** START OF Provided entries **

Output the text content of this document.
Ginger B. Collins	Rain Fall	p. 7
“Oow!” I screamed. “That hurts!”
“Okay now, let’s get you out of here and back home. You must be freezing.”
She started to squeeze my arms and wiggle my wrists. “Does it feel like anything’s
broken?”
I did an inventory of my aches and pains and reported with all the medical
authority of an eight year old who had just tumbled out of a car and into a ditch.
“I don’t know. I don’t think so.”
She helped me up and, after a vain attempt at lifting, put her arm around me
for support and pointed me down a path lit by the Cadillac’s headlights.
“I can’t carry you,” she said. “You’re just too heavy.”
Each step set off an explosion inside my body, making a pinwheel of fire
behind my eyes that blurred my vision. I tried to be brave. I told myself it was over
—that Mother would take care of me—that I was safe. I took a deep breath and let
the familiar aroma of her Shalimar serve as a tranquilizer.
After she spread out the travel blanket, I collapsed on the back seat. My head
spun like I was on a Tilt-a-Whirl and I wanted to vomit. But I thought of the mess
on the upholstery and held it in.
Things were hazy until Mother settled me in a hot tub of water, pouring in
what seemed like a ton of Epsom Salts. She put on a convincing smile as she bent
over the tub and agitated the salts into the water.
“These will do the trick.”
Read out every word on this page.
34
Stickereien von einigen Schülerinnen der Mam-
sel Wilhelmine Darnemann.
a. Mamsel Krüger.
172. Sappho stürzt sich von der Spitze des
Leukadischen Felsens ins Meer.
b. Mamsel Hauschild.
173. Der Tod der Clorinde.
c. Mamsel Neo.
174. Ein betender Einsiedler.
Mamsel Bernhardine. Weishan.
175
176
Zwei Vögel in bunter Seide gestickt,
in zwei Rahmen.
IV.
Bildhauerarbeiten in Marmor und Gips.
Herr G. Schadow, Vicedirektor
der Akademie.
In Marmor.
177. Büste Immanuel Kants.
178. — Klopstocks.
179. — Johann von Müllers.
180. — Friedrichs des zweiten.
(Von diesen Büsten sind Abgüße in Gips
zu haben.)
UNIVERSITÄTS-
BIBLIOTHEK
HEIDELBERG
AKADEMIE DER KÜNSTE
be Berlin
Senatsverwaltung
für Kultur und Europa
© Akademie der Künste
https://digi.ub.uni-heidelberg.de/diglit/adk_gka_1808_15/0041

** END OF Provided entries **

Your task: Could you give again exactly the lines from the line containing "Read out every word on this page." through the final line of the data above, and no others?

Output:
Read out every word on this page.
34
Stickereien von einigen Schülerinnen der Mam-
sel Wilhelmine Darnemann.
a. Mamsel Krüger.
172. Sappho stürzt sich von der Spitze des
Leukadischen Felsens ins Meer.
b. Mamsel Hauschild.
173. Der Tod der Clorinde.
c. Mamsel Neo.
174. Ein betender Einsiedler.
Mamsel Bernhardine. Weishan.
175
176
Zwei Vögel in bunter Seide gestickt,
in zwei Rahmen.
IV.
Bildhauerarbeiten in Marmor und Gips.
Herr G. Schadow, Vicedirektor
der Akademie.
In Marmor.
177. Büste Immanuel Kants.
178. — Klopstocks.
179. — Johann von Müllers.
180. — Friedrichs des zweiten.
(Von diesen Büsten sind Abgüße in Gips
zu haben.)
UNIVERSITÄTS-
BIBLIOTHEK
HEIDELBERG
AKADEMIE DER KÜNSTE
be Berlin
Senatsverwaltung
für Kultur und Europa
© Akademie der Künste
https://digi.ub.uni-heidelberg.de/diglit/adk_gka_1808_15/0041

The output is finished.